**Given instruction**
Restate every line of the material, word for word.

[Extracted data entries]
-- begin --
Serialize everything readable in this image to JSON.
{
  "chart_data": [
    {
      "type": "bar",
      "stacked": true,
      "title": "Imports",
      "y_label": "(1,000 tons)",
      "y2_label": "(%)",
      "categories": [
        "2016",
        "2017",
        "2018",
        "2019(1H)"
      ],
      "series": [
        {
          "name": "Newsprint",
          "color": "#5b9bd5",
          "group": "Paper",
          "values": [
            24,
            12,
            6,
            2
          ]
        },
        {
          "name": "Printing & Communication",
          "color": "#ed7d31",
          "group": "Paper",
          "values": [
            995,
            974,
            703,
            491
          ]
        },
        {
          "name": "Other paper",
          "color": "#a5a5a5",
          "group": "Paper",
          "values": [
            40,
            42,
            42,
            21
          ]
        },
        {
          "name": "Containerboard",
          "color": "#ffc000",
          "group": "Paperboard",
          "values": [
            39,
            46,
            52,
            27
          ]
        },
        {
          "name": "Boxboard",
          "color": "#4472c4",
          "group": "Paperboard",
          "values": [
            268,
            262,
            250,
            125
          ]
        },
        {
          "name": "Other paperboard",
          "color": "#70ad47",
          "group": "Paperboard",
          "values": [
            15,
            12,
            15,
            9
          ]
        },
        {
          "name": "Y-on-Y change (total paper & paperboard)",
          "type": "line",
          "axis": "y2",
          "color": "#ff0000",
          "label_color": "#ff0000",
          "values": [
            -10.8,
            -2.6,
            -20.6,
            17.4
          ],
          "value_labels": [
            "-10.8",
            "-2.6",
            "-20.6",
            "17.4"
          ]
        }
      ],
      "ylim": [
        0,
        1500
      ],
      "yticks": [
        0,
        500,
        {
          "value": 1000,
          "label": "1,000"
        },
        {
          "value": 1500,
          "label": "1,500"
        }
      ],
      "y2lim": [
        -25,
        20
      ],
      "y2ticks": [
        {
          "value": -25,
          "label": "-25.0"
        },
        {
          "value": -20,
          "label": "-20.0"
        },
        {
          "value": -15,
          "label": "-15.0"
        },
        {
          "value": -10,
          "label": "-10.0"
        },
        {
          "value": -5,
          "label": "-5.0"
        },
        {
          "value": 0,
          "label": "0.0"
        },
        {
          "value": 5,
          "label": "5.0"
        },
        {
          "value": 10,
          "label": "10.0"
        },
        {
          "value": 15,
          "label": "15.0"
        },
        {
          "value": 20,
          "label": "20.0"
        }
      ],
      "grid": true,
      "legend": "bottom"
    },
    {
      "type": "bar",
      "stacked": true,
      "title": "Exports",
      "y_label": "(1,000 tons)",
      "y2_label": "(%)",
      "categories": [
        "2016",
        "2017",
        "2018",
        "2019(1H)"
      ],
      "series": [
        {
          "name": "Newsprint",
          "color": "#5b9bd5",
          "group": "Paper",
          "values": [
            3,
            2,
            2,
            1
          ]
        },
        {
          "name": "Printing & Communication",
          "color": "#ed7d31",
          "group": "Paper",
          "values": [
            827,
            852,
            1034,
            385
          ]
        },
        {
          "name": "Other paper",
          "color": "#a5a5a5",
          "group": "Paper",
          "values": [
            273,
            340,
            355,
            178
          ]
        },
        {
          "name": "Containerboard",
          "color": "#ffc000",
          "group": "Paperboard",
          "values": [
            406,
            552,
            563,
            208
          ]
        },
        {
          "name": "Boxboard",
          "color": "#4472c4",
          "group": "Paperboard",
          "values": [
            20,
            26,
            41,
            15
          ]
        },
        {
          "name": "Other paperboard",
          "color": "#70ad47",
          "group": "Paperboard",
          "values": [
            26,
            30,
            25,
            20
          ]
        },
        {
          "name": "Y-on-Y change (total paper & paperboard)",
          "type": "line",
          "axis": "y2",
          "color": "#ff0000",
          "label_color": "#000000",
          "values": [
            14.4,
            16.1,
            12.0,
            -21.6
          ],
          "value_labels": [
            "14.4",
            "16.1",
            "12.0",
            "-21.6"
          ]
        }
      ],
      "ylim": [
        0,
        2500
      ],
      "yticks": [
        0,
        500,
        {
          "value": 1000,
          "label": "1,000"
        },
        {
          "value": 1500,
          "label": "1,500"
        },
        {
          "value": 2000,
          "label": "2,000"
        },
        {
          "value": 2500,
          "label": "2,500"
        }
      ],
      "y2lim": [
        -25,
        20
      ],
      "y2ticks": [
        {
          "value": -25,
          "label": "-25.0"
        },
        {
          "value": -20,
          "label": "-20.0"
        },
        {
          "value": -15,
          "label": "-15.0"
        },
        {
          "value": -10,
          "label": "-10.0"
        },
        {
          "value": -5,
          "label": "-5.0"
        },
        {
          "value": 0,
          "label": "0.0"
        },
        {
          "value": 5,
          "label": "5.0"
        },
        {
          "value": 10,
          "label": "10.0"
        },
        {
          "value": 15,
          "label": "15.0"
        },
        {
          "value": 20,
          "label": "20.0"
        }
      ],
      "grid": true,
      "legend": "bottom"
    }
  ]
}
-- end --
**Exercise result**
Serialize everything readable in this image to JSON.
{
  "chart_data": [
    {
      "type": "bar",
      "stacked": true,
      "title": "Imports",
      "y_label": "(1,000 tons)",
      "y2_label": "(%)",
      "categories": [
        "2016",
        "2017",
        "2018",
        "2019(1H)"
      ],
      "series": [
        {
          "name": "Newsprint",
          "color": "#5b9bd5",
          "group": "Paper",
          "values": [
            24,
            12,
            6,
            2
          ]
        },
        {
          "name": "Printing & Communication",
          "color": "#ed7d31",
          "group": "Paper",
          "values": [
            995,
            974,
            703,
            491
          ]
        },
        {
          "name": "Other paper",
          "color": "#a5a5a5",
          "group": "Paper",
          "values": [
            40,
            42,
            42,
            21
          ]
        },
        {
          "name": "Containerboard",
          "color": "#ffc000",
          "group": "Paperboard",
          "values": [
            39,
            46,
            52,
            27
          ]
        },
        {
          "name": "Boxboard",
          "color": "#4472c4",
          "group": "Paperboard",
          "values": [
            268,
            262,
            250,
            125
          ]
        },
        {
          "name": "Other paperboard",
          "color": "#70ad47",
          "group": "Paperboard",
          "values": [
            15,
            12,
            15,
            9
          ]
        },
        {
          "name": "Y-on-Y change (total paper & paperboard)",
          "type": "line",
          "axis": "y2",
          "color": "#ff0000",
          "label_color": "#ff0000",
          "values": [
            -10.8,
            -2.6,
            -20.6,
            17.4
          ],
          "value_labels": [
            "-10.8",
            "-2.6",
            "-20.6",
            "17.4"
          ]
        }
      ],
      "ylim": [
        0,
        1500
      ],
      "yticks": [
        0,
        500,
        {
          "value": 1000,
          "label": "1,000"
        },
        {
          "value": 1500,
          "label": "1,500"
        }
      ],
      "y2lim": [
        -25,
        20
      ],
      "y2ticks": [
        {
          "value": -25,
          "label": "-25.0"
        },
        {
          "value": -20,
          "label": "-20.0"
        },
        {
          "value": -15,
          "label": "-15.0"
        },
        {
          "value": -10,
          "label": "-10.0"
        },
        {
          "value": -5,
          "label": "-5.0"
        },
        {
          "value": 0,
          "label": "0.0"
        },
        {
          "value": 5,
          "label": "5.0"
        },
        {
          "value": 10,
          "label": "10.0"
        },
        {
          "value": 15,
          "label": "15.0"
        },
        {
          "value": 20,
          "label": "20.0"
        }
      ],
      "grid": true,
      "legend": "bottom"
    },
    {
      "type": "bar",
      "stacked": true,
      "title": "Exports",
      "y_label": "(1,000 tons)",
      "y2_label": "(%)",
      "categories": [
        "2016",
        "2017",
        "2018",
        "2019(1H)"
      ],
      "series": [
        {
          "name": "Newsprint",
          "color": "#5b9bd5",
          "group": "Paper",
          "values": [
            3,
            2,
            2,
            1
          ]
        },
        {
          "name": "Printing & Communication",
          "color": "#ed7d31",
          "group": "Paper",
          "values": [
            827,
            852,
            1034,
            385
          ]
        },
        {
          "name": "Other paper",
          "color": "#a5a5a5",
          "group": "Paper",
          "values": [
            273,
            340,
            355,
            178
          ]
        },
        {
          "name": "Containerboard",
          "color": "#ffc000",
          "group": "Paperboard",
          "values": [
            406,
            552,
            563,
            208
          ]
        },
        {
          "name": "Boxboard",
          "color": "#4472c4",
          "group": "Paperboard",
          "values": [
            20,
            26,
            41,
            15
          ]
        },
        {
          "name": "Other paperboard",
          "color": "#70ad47",
          "group": "Paperboard",
          "values": [
            26,
            30,
            25,
            20
          ]
        },
        {
          "name": "Y-on-Y change (total paper & paperboard)",
          "type": "line",
          "axis": "y2",
          "color": "#ff0000",
          "label_color": "#000000",
          "values": [
            14.4,
            16.1,
            12.0,
            -21.6
          ],
          "value_labels": [
            "14.4",
            "16.1",
            "12.0",
            "-21.6"
          ]
        }
      ],
      "ylim": [
        0,
        2500
      ],
      "yticks": [
        0,
        500,
        {
          "value": 1000,
          "label": "1,000"
        },
        {
          "value": 1500,
          "label": "1,500"
        },
        {
          "value": 2000,
          "label": "2,000"
        },
        {
          "value": 2500,
          "label": "2,500"
        }
      ],
      "y2lim": [
        -25,
        20
      ],
      "y2ticks": [
        {
          "value": -25,
          "label": "-25.0"
        },
        {
          "value": -20,
          "label": "-20.0"
        },
        {
          "value": -15,
          "label": "-15.0"
        },
        {
          "value": -10,
          "label": "-10.0"
        },
        {
          "value": -5,
          "label": "-5.0"
        },
        {
          "value": 0,
          "label": "0.0"
        },
        {
          "value": 5,
          "label": "5.0"
        },
        {
          "value": 10,
          "label": "10.0"
        },
        {
          "value": 15,
          "label": "15.0"
        },
        {
          "value": 20,
          "label": "20.0"
        }
      ],
      "grid": true,
      "legend": "bottom"
    }
  ]
}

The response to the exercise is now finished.